BEGIN

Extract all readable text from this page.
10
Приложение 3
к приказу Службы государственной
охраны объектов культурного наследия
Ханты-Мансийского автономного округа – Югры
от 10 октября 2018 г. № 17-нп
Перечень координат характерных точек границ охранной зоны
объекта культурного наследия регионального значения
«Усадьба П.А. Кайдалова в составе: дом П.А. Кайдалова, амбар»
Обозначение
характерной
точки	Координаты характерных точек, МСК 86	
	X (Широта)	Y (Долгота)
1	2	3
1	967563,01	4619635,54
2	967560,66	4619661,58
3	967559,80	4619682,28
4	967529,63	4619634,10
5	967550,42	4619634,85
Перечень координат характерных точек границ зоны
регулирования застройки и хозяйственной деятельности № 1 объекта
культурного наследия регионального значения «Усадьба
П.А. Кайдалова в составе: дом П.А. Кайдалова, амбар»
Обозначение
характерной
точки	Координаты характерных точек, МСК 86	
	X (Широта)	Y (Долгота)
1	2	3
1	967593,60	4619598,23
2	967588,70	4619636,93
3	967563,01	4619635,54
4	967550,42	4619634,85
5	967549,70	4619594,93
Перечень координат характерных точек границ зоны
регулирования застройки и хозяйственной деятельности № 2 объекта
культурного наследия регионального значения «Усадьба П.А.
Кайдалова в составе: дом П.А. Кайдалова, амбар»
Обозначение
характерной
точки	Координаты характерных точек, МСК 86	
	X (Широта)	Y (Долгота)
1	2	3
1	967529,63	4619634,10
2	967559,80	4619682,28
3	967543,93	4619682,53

END

» Task instructions: The answer is a single number, the count of lines in the records that contain the string "застройки".

» Exercise response: 2